Instructions to follow
Show, in full, each line of the data that contains "NKNUSDT".

--- begin ---

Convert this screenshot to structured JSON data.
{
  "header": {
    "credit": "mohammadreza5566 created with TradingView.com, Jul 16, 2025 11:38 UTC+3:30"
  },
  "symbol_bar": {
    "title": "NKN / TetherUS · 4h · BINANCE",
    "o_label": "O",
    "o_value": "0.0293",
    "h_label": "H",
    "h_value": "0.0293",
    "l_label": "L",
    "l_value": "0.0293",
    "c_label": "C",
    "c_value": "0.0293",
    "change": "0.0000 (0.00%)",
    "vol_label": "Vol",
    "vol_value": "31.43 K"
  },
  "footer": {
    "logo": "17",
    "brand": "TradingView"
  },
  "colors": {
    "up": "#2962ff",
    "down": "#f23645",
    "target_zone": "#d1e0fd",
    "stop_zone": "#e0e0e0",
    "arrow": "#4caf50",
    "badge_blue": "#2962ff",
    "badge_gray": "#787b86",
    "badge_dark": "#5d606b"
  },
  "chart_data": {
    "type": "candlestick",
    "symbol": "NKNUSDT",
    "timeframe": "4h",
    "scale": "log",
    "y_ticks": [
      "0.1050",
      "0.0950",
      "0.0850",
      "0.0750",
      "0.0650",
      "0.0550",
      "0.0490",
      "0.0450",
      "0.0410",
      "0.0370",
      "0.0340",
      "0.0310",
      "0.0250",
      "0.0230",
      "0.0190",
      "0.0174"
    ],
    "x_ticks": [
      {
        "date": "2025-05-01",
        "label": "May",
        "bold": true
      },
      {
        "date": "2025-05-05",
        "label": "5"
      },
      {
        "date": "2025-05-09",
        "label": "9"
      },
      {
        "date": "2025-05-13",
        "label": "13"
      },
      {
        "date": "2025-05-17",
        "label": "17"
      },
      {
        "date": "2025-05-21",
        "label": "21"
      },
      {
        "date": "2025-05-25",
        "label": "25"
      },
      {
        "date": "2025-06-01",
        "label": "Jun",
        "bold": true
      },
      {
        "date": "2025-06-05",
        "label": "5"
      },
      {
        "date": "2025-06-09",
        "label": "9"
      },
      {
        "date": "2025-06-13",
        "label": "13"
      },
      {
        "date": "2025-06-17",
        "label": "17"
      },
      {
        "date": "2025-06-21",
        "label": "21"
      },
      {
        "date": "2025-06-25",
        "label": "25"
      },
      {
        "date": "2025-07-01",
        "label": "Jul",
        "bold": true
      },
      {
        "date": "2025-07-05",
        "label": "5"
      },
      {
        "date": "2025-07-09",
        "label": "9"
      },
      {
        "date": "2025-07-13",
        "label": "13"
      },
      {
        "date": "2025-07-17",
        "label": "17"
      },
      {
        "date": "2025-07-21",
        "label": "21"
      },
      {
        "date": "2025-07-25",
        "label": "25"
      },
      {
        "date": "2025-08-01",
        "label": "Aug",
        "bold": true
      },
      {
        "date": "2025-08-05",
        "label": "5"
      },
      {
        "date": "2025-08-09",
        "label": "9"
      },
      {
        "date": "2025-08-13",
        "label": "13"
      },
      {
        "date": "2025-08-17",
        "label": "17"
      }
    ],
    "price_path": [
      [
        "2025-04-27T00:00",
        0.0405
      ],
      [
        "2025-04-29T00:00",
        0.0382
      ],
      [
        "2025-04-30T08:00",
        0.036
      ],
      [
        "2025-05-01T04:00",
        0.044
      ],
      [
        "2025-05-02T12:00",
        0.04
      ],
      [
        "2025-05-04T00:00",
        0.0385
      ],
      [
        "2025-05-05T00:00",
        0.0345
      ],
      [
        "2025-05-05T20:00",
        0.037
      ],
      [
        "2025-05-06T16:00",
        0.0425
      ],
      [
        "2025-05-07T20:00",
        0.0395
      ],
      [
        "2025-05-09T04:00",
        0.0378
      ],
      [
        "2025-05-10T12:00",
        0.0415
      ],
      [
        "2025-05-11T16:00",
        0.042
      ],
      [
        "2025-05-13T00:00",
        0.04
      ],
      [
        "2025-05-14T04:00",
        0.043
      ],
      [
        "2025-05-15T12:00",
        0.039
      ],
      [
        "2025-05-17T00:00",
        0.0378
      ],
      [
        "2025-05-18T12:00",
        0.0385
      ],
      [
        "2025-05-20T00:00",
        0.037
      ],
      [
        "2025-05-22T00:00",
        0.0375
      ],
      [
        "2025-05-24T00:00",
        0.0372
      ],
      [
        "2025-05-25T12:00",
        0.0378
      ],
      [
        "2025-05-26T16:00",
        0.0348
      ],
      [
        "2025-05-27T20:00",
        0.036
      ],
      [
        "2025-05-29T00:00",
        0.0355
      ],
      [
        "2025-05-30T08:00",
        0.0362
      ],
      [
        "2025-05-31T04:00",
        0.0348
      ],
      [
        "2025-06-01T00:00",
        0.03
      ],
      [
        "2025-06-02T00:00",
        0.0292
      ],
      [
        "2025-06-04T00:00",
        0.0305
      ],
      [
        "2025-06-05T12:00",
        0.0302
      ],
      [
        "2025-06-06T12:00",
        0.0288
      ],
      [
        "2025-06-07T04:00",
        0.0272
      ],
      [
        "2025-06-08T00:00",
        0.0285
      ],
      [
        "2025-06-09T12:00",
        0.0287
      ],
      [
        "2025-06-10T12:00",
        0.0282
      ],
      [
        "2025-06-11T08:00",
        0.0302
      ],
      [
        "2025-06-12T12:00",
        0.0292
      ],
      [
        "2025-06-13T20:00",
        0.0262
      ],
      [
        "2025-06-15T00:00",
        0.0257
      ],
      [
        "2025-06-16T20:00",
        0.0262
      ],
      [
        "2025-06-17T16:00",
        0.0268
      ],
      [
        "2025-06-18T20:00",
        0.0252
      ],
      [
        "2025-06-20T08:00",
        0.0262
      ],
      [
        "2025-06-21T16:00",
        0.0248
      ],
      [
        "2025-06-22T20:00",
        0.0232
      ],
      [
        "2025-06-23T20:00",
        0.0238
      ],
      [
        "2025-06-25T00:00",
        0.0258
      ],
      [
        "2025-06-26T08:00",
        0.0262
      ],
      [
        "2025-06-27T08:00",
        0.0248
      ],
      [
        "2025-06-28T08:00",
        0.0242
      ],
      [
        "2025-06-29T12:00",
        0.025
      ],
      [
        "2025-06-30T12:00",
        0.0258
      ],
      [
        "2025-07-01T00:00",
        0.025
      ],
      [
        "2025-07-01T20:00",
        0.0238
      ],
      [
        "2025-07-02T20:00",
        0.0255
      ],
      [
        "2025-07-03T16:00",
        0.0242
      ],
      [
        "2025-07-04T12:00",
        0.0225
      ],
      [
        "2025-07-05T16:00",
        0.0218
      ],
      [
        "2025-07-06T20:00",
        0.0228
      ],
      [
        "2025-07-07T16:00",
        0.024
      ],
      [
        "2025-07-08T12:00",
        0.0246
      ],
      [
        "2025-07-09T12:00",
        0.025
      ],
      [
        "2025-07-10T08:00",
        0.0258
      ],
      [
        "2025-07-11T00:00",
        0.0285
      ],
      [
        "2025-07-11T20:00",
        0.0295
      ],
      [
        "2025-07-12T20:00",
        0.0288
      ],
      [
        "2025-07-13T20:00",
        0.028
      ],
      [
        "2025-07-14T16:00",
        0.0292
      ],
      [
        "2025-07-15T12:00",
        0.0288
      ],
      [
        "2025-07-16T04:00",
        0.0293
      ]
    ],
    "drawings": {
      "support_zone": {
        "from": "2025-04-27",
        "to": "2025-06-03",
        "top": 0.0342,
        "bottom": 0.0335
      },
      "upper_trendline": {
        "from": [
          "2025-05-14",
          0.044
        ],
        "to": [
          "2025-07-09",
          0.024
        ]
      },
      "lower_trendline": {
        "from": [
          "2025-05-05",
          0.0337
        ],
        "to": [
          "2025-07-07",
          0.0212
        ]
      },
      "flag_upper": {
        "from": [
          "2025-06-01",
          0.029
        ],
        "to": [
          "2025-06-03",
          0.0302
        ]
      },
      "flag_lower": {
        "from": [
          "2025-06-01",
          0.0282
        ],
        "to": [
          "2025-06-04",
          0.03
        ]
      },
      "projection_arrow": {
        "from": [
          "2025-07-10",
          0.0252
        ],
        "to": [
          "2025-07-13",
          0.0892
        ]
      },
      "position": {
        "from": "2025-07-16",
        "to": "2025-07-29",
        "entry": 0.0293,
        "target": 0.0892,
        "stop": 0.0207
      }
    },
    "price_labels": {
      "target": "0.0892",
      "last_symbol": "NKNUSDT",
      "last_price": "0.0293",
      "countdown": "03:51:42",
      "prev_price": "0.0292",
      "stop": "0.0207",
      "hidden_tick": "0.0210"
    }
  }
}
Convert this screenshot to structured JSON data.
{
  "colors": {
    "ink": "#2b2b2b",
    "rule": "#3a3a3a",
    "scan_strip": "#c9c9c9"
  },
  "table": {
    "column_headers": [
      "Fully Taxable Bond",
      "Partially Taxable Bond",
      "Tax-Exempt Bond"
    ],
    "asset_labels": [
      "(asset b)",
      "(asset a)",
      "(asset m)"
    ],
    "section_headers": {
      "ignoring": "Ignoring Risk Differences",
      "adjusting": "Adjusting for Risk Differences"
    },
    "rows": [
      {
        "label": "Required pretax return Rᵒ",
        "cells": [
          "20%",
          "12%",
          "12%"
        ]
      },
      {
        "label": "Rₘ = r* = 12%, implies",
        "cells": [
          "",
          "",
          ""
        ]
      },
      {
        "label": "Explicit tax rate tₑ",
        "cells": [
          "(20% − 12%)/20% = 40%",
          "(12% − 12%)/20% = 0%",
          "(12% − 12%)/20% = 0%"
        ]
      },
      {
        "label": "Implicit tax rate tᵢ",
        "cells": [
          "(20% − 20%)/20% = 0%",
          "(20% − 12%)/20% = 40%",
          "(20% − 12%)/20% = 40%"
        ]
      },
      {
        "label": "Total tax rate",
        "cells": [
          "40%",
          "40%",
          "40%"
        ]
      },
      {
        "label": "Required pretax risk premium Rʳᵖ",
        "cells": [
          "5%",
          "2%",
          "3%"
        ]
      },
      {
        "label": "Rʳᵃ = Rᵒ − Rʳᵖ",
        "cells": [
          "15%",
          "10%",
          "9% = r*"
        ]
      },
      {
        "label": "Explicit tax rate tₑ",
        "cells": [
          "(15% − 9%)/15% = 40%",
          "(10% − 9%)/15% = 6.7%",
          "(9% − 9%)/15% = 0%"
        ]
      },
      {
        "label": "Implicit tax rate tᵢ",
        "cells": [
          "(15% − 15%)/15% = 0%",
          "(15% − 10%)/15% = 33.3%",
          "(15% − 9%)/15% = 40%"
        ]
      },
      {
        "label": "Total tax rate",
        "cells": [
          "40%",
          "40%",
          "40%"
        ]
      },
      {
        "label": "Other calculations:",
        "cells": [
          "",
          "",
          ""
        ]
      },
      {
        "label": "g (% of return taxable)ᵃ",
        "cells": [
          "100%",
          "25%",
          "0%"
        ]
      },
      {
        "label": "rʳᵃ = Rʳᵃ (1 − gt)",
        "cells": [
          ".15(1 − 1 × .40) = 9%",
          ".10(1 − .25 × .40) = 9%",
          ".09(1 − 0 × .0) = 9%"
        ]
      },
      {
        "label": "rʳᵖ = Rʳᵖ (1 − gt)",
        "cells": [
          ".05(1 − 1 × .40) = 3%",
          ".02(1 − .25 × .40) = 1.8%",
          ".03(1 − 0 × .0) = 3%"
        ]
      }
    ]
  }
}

--- end ---

Written reply
    "symbol": "NKNUSDT",
      "last_symbol": "NKNUSDT",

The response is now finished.